Directive> Your task is to gather the lines below that hold the string "frac".

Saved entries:
====

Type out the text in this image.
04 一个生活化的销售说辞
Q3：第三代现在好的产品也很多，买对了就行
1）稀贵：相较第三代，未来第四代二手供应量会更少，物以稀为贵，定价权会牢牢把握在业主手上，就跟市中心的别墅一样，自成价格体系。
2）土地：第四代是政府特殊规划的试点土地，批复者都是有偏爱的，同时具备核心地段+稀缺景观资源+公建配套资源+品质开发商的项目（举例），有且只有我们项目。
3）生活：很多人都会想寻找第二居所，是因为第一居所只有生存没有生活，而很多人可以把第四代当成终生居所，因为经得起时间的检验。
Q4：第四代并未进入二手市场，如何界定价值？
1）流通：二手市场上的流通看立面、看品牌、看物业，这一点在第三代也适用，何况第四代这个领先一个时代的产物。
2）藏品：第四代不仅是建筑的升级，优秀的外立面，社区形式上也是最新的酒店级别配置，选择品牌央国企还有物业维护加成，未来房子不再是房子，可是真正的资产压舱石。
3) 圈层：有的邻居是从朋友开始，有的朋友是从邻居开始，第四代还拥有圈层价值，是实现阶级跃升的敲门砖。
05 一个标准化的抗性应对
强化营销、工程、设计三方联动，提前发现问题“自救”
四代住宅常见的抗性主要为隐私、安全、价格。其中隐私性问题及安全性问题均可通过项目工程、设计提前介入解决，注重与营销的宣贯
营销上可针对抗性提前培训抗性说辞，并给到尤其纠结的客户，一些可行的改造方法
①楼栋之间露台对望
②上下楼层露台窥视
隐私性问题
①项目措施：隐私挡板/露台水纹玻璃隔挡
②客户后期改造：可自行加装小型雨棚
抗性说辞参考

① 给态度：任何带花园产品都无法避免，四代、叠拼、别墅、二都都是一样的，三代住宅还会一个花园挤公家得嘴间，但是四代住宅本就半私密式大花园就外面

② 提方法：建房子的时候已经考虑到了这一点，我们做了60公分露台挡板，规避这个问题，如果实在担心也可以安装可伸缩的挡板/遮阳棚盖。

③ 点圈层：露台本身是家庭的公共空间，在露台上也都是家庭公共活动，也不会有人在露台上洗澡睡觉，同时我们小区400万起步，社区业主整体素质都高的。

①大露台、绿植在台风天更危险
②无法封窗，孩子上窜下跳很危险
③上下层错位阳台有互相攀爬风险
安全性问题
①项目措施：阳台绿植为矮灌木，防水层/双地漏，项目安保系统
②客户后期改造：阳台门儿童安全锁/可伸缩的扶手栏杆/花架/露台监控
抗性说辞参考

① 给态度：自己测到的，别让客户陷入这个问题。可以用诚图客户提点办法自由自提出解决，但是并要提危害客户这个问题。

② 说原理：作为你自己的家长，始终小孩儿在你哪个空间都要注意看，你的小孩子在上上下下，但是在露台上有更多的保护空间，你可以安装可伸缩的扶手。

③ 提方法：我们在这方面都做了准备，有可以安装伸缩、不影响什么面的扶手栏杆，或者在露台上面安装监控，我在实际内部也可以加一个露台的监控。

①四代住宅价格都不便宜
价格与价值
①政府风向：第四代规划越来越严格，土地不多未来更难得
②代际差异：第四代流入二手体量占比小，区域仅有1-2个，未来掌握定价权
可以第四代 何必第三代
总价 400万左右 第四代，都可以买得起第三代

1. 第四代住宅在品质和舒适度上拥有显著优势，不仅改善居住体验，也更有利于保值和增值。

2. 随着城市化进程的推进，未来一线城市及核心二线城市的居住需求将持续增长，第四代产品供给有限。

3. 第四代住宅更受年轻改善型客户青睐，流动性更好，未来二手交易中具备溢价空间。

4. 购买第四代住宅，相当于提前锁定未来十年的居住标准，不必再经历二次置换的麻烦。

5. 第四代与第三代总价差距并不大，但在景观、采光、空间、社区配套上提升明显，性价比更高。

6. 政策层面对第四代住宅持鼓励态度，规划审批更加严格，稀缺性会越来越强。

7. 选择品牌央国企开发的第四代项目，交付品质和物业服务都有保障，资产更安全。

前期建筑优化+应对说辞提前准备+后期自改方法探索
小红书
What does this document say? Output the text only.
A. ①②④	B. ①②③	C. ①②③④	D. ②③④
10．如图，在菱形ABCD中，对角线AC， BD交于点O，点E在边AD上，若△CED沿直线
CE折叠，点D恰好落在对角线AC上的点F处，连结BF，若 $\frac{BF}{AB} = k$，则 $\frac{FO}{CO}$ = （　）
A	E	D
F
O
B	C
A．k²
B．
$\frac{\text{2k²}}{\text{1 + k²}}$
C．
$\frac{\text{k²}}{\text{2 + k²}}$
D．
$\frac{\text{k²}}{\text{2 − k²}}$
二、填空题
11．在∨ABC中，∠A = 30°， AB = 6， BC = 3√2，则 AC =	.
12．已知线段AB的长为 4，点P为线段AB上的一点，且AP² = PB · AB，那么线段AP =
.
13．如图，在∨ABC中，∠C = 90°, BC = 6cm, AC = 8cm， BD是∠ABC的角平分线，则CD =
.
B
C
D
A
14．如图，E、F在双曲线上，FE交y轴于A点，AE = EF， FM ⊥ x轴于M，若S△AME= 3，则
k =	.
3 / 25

====

Complete answer>
CE折叠，点D恰好落在对角线AC上的点F处，连结BF，若 $\frac{BF}{AB} = k$，则 $\frac{FO}{CO}$ = （　）
$\frac{\text{2k²}}{\text{1 + k²}}$
$\frac{\text{k²}}{\text{2 + k²}}$
$\frac{\text{k²}}{\text{2 − k²}}$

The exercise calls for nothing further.